▸ **Dataset rows about figures**:
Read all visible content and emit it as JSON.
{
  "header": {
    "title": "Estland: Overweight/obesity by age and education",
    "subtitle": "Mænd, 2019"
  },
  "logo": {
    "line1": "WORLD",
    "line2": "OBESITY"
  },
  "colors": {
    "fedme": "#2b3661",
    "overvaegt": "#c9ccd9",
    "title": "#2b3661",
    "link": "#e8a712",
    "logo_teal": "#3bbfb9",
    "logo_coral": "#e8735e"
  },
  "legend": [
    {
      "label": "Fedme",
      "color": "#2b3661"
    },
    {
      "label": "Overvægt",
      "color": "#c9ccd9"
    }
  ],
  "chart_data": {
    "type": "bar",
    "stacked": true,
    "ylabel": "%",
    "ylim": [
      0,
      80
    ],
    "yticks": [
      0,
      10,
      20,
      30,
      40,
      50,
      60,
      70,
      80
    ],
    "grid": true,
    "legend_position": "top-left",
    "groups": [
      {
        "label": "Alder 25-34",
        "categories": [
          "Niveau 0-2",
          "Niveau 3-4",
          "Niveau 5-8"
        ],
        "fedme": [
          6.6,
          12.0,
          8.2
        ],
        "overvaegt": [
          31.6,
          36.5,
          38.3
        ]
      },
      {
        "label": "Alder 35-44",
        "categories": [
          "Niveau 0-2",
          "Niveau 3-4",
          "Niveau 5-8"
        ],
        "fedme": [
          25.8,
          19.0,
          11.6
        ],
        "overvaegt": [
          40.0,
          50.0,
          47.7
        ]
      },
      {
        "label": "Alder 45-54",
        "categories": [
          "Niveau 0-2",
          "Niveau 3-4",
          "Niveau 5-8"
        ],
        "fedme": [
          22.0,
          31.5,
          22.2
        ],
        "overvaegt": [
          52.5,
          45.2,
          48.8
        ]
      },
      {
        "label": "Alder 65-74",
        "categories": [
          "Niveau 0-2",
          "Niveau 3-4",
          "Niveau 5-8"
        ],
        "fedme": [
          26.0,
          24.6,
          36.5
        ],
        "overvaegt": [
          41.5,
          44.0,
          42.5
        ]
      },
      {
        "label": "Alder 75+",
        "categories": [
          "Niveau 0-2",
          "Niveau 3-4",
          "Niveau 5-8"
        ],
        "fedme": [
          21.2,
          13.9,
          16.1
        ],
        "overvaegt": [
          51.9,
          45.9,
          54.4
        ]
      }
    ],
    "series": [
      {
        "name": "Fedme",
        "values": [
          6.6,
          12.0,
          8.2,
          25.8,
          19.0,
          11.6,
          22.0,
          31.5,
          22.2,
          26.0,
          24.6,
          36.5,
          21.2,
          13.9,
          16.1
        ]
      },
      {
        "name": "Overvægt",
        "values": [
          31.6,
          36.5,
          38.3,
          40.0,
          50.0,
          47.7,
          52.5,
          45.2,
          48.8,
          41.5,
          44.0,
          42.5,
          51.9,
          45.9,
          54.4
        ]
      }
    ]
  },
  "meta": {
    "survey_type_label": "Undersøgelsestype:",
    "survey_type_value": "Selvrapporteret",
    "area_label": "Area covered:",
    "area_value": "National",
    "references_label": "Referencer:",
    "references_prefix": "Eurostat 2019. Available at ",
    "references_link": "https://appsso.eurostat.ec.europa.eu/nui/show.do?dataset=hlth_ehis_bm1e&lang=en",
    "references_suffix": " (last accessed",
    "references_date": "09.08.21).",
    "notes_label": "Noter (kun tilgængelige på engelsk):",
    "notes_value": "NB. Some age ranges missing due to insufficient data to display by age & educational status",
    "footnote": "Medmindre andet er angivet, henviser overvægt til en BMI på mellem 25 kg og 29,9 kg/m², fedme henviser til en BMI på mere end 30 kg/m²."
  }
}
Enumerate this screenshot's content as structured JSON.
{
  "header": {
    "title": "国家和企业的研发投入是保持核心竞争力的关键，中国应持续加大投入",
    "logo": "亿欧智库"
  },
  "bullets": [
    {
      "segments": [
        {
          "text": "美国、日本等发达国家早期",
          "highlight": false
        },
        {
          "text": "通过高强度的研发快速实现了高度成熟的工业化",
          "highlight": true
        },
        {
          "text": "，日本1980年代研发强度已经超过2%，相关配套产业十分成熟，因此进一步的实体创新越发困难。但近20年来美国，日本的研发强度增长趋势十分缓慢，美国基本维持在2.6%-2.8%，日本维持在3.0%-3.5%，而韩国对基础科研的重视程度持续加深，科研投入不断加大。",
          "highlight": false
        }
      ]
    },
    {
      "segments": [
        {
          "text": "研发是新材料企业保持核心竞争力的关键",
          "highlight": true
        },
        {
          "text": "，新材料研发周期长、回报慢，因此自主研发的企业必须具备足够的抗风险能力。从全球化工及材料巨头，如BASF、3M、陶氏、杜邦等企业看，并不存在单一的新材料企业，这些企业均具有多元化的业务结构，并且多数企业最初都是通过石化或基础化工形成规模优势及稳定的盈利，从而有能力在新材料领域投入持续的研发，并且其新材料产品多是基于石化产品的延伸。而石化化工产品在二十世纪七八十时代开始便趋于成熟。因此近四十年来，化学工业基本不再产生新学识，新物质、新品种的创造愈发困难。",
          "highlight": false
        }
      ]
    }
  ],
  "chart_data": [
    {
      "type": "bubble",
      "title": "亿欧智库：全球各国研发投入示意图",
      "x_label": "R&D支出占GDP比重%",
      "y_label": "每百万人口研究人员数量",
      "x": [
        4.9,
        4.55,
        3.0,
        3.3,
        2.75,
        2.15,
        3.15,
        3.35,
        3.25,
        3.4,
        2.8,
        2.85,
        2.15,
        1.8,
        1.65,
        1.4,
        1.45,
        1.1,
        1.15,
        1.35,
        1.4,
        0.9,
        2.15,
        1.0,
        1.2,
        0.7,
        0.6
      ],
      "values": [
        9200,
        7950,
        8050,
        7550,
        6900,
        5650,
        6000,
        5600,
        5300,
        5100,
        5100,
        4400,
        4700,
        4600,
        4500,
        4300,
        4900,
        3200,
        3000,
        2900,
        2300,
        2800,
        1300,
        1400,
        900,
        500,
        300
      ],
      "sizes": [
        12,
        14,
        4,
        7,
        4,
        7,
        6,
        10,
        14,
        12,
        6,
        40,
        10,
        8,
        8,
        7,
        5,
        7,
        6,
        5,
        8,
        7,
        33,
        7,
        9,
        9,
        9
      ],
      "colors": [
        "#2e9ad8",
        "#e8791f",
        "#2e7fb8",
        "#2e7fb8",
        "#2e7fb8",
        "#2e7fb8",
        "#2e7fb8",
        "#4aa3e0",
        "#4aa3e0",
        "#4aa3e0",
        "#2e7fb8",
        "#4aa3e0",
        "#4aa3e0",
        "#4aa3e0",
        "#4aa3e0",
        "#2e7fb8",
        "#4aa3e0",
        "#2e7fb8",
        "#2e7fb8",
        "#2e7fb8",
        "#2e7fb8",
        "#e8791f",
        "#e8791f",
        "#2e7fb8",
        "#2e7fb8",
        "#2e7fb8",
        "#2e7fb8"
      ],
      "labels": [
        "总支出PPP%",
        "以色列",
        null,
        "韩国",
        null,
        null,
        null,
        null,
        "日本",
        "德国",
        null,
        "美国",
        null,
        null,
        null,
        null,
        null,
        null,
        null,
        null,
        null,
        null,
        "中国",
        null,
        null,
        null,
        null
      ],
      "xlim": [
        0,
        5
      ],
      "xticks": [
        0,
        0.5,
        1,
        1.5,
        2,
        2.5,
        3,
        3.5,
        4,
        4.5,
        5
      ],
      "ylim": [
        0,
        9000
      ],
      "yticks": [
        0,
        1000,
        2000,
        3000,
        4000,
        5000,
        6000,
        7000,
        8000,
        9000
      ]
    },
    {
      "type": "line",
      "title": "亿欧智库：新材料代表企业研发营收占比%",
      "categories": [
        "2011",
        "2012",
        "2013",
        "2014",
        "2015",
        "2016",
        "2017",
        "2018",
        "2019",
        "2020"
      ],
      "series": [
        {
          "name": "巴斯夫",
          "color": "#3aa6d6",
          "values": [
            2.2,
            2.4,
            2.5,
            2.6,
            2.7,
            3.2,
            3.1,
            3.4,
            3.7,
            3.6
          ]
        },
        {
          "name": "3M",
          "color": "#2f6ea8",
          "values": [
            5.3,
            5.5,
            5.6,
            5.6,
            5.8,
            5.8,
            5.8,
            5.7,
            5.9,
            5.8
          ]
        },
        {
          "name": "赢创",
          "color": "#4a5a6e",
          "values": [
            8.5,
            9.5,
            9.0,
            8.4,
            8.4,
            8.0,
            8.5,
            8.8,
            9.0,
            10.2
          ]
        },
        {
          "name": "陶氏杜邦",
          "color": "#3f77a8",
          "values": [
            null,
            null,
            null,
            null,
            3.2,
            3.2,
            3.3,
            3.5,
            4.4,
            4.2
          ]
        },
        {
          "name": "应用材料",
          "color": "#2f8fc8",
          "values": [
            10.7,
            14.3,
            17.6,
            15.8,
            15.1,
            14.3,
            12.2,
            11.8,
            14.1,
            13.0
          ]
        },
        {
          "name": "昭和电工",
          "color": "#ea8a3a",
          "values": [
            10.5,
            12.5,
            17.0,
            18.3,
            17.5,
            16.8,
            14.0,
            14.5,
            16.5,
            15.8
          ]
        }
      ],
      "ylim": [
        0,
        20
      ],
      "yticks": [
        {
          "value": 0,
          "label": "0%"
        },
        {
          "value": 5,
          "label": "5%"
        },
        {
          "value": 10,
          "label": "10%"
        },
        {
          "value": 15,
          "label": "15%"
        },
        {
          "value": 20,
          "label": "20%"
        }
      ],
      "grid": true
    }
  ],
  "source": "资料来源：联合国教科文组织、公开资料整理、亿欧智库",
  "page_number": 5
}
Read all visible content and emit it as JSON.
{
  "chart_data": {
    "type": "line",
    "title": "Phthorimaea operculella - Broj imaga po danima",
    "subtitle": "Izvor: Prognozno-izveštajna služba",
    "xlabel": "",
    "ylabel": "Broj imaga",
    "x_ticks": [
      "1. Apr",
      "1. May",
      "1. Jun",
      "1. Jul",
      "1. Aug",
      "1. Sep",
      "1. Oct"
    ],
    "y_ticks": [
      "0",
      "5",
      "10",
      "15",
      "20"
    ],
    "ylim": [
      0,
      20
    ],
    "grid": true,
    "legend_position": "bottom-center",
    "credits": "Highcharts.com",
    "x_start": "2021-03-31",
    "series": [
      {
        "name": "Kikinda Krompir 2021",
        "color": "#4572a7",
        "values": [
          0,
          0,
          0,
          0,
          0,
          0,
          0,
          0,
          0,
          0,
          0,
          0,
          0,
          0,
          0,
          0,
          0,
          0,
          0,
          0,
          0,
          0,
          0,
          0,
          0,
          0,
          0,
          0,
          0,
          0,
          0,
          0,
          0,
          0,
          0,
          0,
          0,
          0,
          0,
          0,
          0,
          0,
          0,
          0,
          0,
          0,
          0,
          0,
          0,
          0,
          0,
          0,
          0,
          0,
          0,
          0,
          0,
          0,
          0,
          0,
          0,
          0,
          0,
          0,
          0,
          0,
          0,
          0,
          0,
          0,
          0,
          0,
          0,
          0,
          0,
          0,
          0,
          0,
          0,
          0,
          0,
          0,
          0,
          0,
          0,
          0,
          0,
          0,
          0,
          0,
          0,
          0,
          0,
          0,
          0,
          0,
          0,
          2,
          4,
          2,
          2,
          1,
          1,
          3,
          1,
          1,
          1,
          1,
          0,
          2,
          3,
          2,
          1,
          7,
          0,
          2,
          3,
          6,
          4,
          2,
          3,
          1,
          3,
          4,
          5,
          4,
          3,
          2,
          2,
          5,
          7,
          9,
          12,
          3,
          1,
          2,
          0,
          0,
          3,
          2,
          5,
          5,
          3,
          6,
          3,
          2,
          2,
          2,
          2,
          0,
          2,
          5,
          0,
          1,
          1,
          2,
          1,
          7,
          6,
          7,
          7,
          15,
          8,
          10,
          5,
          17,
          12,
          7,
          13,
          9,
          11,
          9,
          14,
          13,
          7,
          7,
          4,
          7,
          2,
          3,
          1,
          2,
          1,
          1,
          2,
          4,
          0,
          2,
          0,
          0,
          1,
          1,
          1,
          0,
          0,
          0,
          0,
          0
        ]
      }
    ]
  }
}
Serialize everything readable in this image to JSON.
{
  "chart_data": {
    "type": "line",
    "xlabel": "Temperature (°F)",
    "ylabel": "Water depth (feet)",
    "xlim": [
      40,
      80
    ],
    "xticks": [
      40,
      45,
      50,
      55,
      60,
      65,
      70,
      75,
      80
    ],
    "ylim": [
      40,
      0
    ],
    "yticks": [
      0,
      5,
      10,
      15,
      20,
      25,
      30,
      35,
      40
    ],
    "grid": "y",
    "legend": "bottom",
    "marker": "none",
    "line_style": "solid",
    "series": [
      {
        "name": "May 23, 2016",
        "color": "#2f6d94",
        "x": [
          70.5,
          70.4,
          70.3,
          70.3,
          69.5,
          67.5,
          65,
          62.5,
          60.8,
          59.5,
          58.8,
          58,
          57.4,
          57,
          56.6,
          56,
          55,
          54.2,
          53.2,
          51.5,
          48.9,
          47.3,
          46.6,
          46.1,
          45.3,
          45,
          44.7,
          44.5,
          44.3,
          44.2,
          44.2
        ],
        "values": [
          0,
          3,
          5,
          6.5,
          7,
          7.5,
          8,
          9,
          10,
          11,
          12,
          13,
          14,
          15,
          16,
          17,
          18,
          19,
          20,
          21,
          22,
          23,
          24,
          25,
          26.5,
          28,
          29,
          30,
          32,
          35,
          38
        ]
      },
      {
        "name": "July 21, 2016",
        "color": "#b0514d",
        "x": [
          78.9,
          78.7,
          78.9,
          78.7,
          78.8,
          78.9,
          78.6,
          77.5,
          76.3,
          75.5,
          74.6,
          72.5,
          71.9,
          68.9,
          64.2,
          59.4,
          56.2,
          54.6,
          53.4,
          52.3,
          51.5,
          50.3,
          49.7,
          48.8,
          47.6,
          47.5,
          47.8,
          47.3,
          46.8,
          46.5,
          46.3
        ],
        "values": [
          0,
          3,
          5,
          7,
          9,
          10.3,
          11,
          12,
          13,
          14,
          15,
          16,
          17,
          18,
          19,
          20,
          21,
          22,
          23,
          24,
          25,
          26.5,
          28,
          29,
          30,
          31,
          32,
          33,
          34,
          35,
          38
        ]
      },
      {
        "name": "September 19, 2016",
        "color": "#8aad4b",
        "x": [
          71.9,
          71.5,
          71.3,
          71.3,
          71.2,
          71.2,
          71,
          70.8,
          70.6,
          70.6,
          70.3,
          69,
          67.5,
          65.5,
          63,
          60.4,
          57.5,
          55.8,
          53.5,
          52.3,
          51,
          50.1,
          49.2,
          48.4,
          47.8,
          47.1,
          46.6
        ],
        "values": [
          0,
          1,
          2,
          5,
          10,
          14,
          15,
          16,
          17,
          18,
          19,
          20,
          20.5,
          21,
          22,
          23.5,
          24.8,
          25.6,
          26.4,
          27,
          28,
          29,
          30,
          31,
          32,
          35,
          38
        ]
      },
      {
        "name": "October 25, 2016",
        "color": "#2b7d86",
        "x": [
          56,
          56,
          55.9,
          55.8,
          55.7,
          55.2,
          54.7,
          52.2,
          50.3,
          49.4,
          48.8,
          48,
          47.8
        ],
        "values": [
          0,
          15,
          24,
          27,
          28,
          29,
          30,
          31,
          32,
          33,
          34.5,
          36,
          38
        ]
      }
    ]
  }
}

▸ **Task prompt**: Find the word "imaga" in the entries above and gather every line that holds it.

▸ **Solution to the problem**:
    "title": "Phthorimaea operculella - Broj imaga po danima",
    "ylabel": "Broj imaga",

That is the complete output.